-- Directions --
Check each line of the material below, and copy it if it holds the string "largo".

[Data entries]
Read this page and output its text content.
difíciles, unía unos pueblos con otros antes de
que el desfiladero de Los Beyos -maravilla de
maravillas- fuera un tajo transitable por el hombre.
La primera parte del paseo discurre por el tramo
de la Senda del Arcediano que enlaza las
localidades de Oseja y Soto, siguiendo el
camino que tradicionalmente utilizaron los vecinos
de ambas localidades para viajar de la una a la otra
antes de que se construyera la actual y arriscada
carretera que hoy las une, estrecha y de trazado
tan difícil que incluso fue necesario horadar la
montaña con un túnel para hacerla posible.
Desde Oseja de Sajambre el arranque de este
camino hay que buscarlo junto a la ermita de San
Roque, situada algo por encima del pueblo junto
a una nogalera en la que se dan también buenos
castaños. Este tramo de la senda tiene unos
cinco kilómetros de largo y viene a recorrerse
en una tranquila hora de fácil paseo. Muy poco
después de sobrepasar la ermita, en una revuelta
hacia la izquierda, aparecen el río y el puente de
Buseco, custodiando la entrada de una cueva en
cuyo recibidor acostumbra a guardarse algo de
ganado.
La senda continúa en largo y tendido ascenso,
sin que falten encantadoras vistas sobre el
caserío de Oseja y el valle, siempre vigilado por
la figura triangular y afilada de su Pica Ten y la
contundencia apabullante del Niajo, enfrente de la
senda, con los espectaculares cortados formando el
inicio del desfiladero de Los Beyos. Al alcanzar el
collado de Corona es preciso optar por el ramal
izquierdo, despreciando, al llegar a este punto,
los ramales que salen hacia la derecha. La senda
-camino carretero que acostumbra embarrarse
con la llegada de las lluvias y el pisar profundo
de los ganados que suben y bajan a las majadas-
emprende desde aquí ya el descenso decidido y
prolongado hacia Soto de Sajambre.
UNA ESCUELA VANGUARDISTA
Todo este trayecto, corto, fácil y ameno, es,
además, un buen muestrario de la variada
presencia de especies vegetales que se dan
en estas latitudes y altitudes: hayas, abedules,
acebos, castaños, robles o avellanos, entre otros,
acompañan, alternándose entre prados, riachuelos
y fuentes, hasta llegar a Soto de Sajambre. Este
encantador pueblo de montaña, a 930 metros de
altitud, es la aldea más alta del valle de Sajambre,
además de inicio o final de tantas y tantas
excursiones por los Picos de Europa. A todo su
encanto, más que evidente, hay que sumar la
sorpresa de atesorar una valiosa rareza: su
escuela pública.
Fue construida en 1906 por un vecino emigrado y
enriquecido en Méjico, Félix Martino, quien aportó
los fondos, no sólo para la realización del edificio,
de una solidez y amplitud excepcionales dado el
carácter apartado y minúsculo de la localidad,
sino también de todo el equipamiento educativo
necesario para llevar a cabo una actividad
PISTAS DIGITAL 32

--

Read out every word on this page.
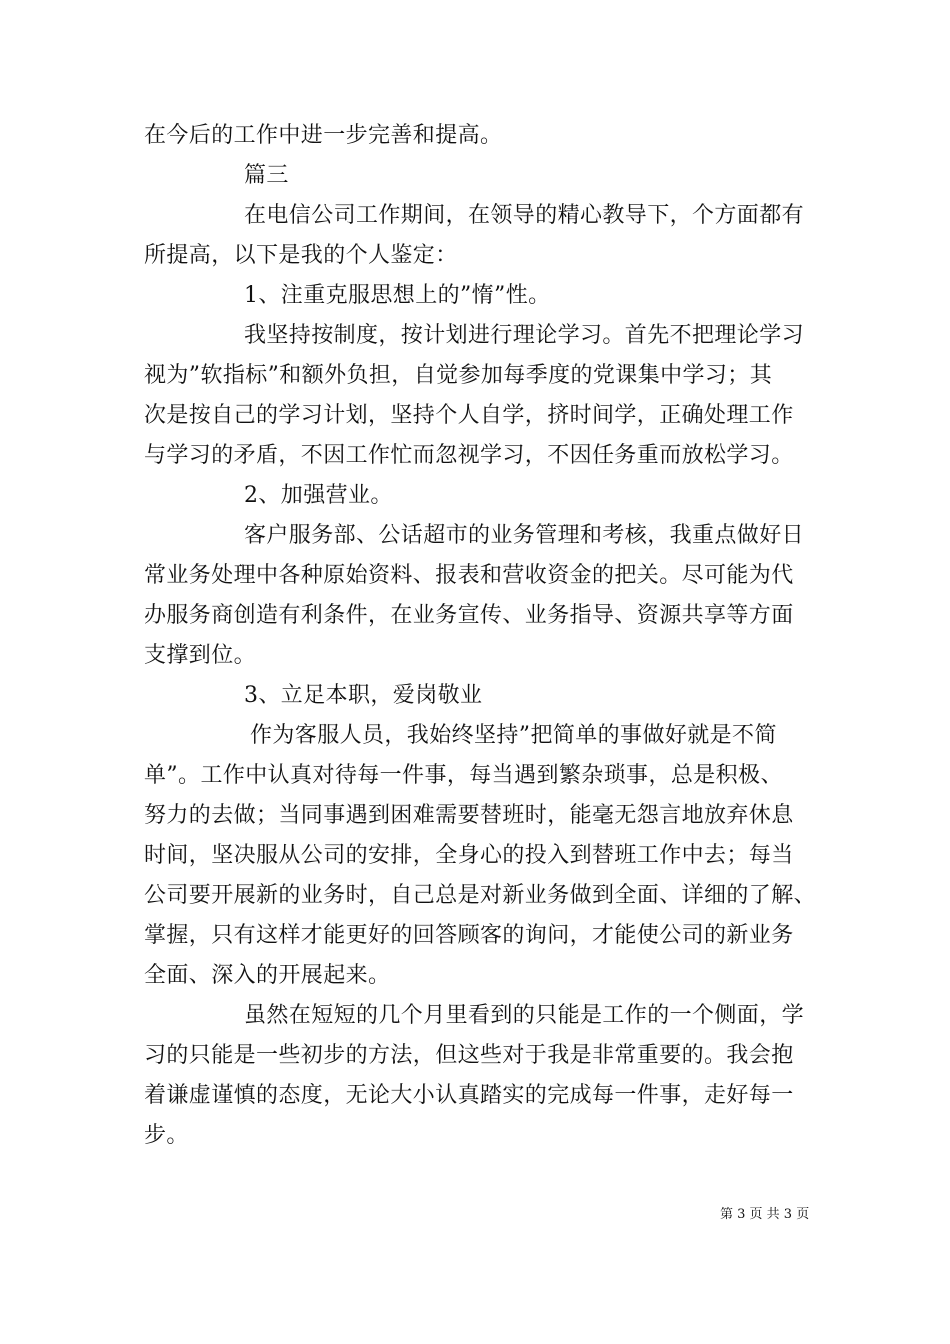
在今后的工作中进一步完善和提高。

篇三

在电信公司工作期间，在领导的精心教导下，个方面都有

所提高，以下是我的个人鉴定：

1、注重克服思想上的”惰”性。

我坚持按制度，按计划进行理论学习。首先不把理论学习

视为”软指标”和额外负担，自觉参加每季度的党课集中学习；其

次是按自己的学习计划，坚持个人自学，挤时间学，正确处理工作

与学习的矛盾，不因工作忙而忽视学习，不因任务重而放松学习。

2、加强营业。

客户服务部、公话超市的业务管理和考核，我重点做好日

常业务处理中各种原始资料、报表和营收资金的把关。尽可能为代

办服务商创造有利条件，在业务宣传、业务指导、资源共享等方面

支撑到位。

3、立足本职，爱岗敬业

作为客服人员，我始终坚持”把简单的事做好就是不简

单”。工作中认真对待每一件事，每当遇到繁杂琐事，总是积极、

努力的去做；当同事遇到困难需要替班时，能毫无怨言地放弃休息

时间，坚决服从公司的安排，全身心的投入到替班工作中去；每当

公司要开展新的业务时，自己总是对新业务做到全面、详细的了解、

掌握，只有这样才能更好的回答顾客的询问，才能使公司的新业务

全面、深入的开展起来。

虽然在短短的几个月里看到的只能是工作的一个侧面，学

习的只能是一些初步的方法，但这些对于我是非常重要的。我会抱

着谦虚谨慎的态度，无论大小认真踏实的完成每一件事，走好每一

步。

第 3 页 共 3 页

...

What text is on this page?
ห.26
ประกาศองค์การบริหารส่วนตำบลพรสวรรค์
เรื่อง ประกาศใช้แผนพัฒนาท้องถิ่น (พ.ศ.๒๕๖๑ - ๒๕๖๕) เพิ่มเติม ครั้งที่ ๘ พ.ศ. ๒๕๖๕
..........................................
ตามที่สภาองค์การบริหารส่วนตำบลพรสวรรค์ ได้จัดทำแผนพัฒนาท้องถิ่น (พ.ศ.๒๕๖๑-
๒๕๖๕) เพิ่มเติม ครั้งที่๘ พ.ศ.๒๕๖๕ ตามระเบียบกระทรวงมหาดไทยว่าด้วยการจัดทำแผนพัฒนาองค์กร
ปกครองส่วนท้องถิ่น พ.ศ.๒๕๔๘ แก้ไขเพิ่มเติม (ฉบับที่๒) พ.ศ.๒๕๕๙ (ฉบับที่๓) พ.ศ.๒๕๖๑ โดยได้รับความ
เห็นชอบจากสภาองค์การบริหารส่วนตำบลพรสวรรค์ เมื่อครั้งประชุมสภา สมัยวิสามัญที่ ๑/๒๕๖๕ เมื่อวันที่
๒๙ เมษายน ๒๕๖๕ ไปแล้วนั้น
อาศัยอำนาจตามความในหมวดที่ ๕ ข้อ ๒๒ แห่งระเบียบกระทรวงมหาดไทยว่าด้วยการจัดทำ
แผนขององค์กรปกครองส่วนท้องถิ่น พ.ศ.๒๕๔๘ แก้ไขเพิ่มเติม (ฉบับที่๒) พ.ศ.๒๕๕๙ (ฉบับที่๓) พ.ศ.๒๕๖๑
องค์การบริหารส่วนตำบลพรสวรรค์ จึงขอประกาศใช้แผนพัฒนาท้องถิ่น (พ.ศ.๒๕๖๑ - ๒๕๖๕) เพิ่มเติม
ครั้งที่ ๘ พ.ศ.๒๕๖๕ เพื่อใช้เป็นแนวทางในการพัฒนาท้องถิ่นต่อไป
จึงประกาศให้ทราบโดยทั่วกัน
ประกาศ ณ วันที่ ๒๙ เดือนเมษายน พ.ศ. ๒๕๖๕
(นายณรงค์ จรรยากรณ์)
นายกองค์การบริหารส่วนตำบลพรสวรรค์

-- Finished exercise --
cinco kilómetros de largo y viene a recorrerse
La senda continúa en largo y tendido ascenso,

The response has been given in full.